Written request: Extract each line where the string "label" shows up.

Records that describe figures
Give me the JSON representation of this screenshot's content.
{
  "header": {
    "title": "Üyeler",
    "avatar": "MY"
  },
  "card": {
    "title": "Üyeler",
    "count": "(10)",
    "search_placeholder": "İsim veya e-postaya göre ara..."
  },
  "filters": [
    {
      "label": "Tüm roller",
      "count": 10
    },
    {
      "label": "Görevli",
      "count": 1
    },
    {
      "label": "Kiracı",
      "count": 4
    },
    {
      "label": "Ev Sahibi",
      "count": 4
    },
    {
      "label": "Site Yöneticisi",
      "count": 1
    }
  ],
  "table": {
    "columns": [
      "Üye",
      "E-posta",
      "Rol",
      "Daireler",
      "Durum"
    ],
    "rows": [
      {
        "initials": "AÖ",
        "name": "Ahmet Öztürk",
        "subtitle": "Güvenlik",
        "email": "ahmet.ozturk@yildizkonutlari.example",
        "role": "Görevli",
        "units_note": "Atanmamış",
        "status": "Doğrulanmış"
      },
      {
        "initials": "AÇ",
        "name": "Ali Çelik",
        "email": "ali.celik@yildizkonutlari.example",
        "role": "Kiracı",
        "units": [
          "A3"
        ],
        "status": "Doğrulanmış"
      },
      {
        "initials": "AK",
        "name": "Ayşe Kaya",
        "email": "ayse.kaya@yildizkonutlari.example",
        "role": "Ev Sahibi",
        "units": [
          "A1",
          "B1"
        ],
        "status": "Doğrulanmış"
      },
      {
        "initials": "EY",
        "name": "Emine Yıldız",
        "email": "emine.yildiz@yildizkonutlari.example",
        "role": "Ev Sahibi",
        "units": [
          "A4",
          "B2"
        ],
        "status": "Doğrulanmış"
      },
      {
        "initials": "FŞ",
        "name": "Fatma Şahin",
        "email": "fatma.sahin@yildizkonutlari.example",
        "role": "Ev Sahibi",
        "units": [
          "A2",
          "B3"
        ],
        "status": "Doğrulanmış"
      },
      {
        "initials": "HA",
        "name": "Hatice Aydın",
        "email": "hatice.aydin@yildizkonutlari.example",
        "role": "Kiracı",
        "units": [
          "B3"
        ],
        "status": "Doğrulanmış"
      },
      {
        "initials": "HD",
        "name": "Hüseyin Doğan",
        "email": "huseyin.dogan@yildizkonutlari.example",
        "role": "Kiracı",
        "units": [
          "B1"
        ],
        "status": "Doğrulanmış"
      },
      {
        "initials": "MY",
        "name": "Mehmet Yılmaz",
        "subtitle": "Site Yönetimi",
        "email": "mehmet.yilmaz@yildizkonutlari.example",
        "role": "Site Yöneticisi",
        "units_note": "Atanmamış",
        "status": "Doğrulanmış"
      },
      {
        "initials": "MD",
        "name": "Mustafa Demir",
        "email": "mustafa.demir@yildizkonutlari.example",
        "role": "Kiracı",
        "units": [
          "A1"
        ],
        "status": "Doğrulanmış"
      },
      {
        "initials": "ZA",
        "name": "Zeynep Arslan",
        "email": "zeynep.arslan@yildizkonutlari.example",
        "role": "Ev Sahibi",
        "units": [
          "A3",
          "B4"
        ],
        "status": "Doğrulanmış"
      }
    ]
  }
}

The response:
      "label": "Tüm roller",
      "label": "Görevli",
      "label": "Kiracı",
      "label": "Ev Sahibi",
      "label": "Site Yöneticisi",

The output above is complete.